Leave out the pictures and copy every record exactly.
##############################
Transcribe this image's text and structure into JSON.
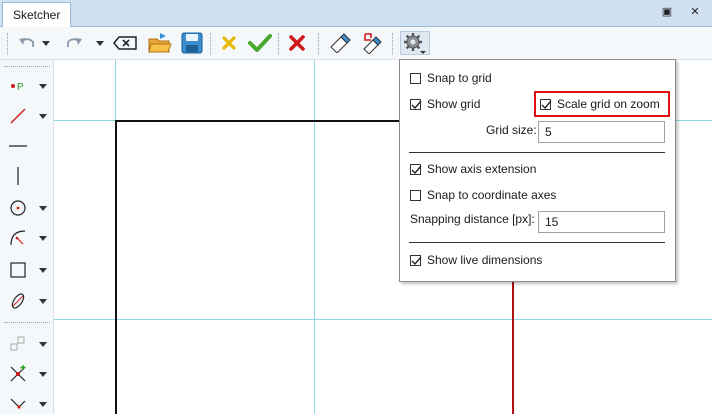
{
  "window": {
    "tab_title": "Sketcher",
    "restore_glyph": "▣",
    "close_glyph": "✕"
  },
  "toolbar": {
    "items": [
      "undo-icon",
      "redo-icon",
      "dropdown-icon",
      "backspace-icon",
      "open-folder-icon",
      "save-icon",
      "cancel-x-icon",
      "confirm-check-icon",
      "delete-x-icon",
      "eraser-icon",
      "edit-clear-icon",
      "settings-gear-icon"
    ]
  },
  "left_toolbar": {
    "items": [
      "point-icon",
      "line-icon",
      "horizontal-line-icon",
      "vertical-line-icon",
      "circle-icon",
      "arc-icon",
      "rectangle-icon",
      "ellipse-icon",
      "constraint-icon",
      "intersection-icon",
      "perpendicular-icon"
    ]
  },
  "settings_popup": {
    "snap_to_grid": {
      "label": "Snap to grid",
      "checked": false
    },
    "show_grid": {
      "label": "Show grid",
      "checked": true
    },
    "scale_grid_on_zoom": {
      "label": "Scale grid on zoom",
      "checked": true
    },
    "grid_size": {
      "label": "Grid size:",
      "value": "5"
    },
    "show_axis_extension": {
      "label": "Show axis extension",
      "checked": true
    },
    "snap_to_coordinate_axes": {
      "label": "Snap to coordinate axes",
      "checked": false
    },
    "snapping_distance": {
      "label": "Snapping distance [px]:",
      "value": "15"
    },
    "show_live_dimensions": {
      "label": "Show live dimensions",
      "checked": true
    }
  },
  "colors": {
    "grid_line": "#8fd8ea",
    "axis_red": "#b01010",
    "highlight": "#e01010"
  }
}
##############################
◆ Exercise answer
Transcribe this image's text and structure into JSON.
{
  "window": {
    "tab_title": "Sketcher",
    "restore_glyph": "▣",
    "close_glyph": "✕"
  },
  "toolbar": {
    "items": [
      "undo-icon",
      "redo-icon",
      "dropdown-icon",
      "backspace-icon",
      "open-folder-icon",
      "save-icon",
      "cancel-x-icon",
      "confirm-check-icon",
      "delete-x-icon",
      "eraser-icon",
      "edit-clear-icon",
      "settings-gear-icon"
    ]
  },
  "left_toolbar": {
    "items": [
      "point-icon",
      "line-icon",
      "horizontal-line-icon",
      "vertical-line-icon",
      "circle-icon",
      "arc-icon",
      "rectangle-icon",
      "ellipse-icon",
      "constraint-icon",
      "intersection-icon",
      "perpendicular-icon"
    ]
  },
  "settings_popup": {
    "snap_to_grid": {
      "label": "Snap to grid",
      "checked": false
    },
    "show_grid": {
      "label": "Show grid",
      "checked": true
    },
    "scale_grid_on_zoom": {
      "label": "Scale grid on zoom",
      "checked": true
    },
    "grid_size": {
      "label": "Grid size:",
      "value": "5"
    },
    "show_axis_extension": {
      "label": "Show axis extension",
      "checked": true
    },
    "snap_to_coordinate_axes": {
      "label": "Snap to coordinate axes",
      "checked": false
    },
    "snapping_distance": {
      "label": "Snapping distance [px]:",
      "value": "15"
    },
    "show_live_dimensions": {
      "label": "Show live dimensions",
      "checked": true
    }
  },
  "colors": {
    "grid_line": "#8fd8ea",
    "axis_red": "#b01010",
    "highlight": "#e01010"
  }
}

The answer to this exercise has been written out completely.